> REQUEST
Quote the listing below in full and exactly as written, but omit every picture.

(Figure data in JSON)
** BEGIN **

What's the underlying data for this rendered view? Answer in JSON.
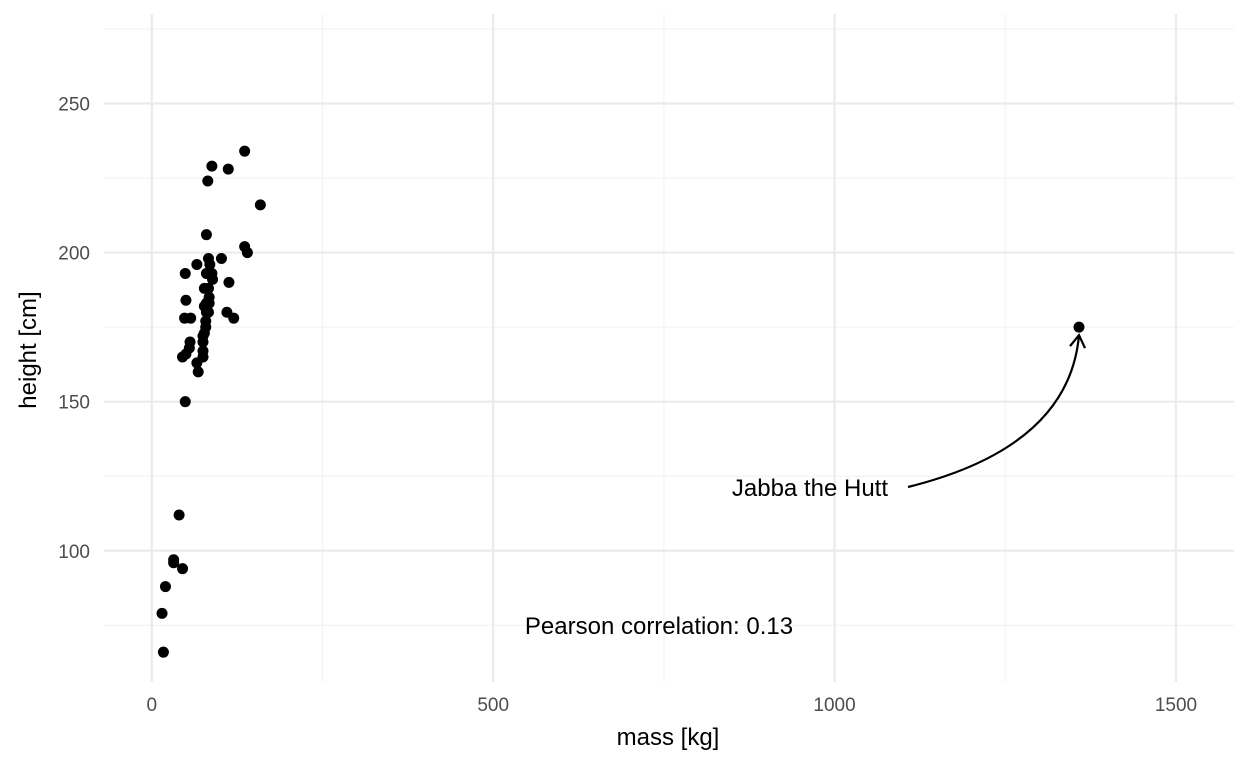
{
  "chart_data": {
    "type": "scatter",
    "xlabel": "mass [kg]",
    "ylabel": "height [cm]",
    "xlim": [
      -70,
      1585
    ],
    "ylim": [
      56,
      280
    ],
    "x_ticks": [
      0,
      500,
      1000,
      1500
    ],
    "y_ticks": [
      100,
      150,
      200,
      250
    ],
    "x_tick_labels": [
      "0",
      "500",
      "1000",
      "1500"
    ],
    "y_tick_labels": [
      "100",
      "150",
      "200",
      "250"
    ],
    "grid": true,
    "points": [
      {
        "x": 17,
        "y": 66
      },
      {
        "x": 15,
        "y": 79
      },
      {
        "x": 20,
        "y": 88
      },
      {
        "x": 32,
        "y": 97
      },
      {
        "x": 32,
        "y": 96
      },
      {
        "x": 45,
        "y": 94
      },
      {
        "x": 40,
        "y": 112
      },
      {
        "x": 49,
        "y": 150
      },
      {
        "x": 68,
        "y": 160
      },
      {
        "x": 45,
        "y": 165
      },
      {
        "x": 50,
        "y": 166
      },
      {
        "x": 55,
        "y": 168
      },
      {
        "x": 56,
        "y": 170
      },
      {
        "x": 66,
        "y": 163
      },
      {
        "x": 75,
        "y": 165
      },
      {
        "x": 75,
        "y": 167
      },
      {
        "x": 75,
        "y": 170
      },
      {
        "x": 75,
        "y": 172
      },
      {
        "x": 77,
        "y": 173
      },
      {
        "x": 79,
        "y": 175
      },
      {
        "x": 79,
        "y": 177
      },
      {
        "x": 48,
        "y": 178
      },
      {
        "x": 57,
        "y": 178
      },
      {
        "x": 80,
        "y": 180
      },
      {
        "x": 83,
        "y": 180
      },
      {
        "x": 77,
        "y": 182
      },
      {
        "x": 80,
        "y": 183
      },
      {
        "x": 84,
        "y": 183
      },
      {
        "x": 84,
        "y": 185
      },
      {
        "x": 50,
        "y": 184
      },
      {
        "x": 77,
        "y": 188
      },
      {
        "x": 83,
        "y": 188
      },
      {
        "x": 80,
        "y": 193
      },
      {
        "x": 88,
        "y": 193
      },
      {
        "x": 49,
        "y": 193
      },
      {
        "x": 89,
        "y": 191
      },
      {
        "x": 85,
        "y": 196
      },
      {
        "x": 66,
        "y": 196
      },
      {
        "x": 83,
        "y": 198
      },
      {
        "x": 102,
        "y": 198
      },
      {
        "x": 80,
        "y": 206
      },
      {
        "x": 110,
        "y": 180
      },
      {
        "x": 113,
        "y": 190
      },
      {
        "x": 120,
        "y": 178
      },
      {
        "x": 136,
        "y": 202
      },
      {
        "x": 140,
        "y": 200
      },
      {
        "x": 159,
        "y": 216
      },
      {
        "x": 82,
        "y": 224
      },
      {
        "x": 88,
        "y": 229
      },
      {
        "x": 112,
        "y": 228
      },
      {
        "x": 136,
        "y": 234
      },
      {
        "x": 1358,
        "y": 175
      }
    ],
    "annotations": {
      "correlation": "Pearson correlation: 0.13",
      "outlier_label": "Jabba the Hutt"
    }
  }
}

** END **

> ANSWER TO THIS EXERCISE
What's the underlying data for this rendered view? Answer in JSON.
{
  "chart_data": {
    "type": "scatter",
    "xlabel": "mass [kg]",
    "ylabel": "height [cm]",
    "xlim": [
      -70,
      1585
    ],
    "ylim": [
      56,
      280
    ],
    "x_ticks": [
      0,
      500,
      1000,
      1500
    ],
    "y_ticks": [
      100,
      150,
      200,
      250
    ],
    "x_tick_labels": [
      "0",
      "500",
      "1000",
      "1500"
    ],
    "y_tick_labels": [
      "100",
      "150",
      "200",
      "250"
    ],
    "grid": true,
    "points": [
      {
        "x": 17,
        "y": 66
      },
      {
        "x": 15,
        "y": 79
      },
      {
        "x": 20,
        "y": 88
      },
      {
        "x": 32,
        "y": 97
      },
      {
        "x": 32,
        "y": 96
      },
      {
        "x": 45,
        "y": 94
      },
      {
        "x": 40,
        "y": 112
      },
      {
        "x": 49,
        "y": 150
      },
      {
        "x": 68,
        "y": 160
      },
      {
        "x": 45,
        "y": 165
      },
      {
        "x": 50,
        "y": 166
      },
      {
        "x": 55,
        "y": 168
      },
      {
        "x": 56,
        "y": 170
      },
      {
        "x": 66,
        "y": 163
      },
      {
        "x": 75,
        "y": 165
      },
      {
        "x": 75,
        "y": 167
      },
      {
        "x": 75,
        "y": 170
      },
      {
        "x": 75,
        "y": 172
      },
      {
        "x": 77,
        "y": 173
      },
      {
        "x": 79,
        "y": 175
      },
      {
        "x": 79,
        "y": 177
      },
      {
        "x": 48,
        "y": 178
      },
      {
        "x": 57,
        "y": 178
      },
      {
        "x": 80,
        "y": 180
      },
      {
        "x": 83,
        "y": 180
      },
      {
        "x": 77,
        "y": 182
      },
      {
        "x": 80,
        "y": 183
      },
      {
        "x": 84,
        "y": 183
      },
      {
        "x": 84,
        "y": 185
      },
      {
        "x": 50,
        "y": 184
      },
      {
        "x": 77,
        "y": 188
      },
      {
        "x": 83,
        "y": 188
      },
      {
        "x": 80,
        "y": 193
      },
      {
        "x": 88,
        "y": 193
      },
      {
        "x": 49,
        "y": 193
      },
      {
        "x": 89,
        "y": 191
      },
      {
        "x": 85,
        "y": 196
      },
      {
        "x": 66,
        "y": 196
      },
      {
        "x": 83,
        "y": 198
      },
      {
        "x": 102,
        "y": 198
      },
      {
        "x": 80,
        "y": 206
      },
      {
        "x": 110,
        "y": 180
      },
      {
        "x": 113,
        "y": 190
      },
      {
        "x": 120,
        "y": 178
      },
      {
        "x": 136,
        "y": 202
      },
      {
        "x": 140,
        "y": 200
      },
      {
        "x": 159,
        "y": 216
      },
      {
        "x": 82,
        "y": 224
      },
      {
        "x": 88,
        "y": 229
      },
      {
        "x": 112,
        "y": 228
      },
      {
        "x": 136,
        "y": 234
      },
      {
        "x": 1358,
        "y": 175
      }
    ],
    "annotations": {
      "correlation": "Pearson correlation: 0.13",
      "outlier_label": "Jabba the Hutt"
    }
  }
}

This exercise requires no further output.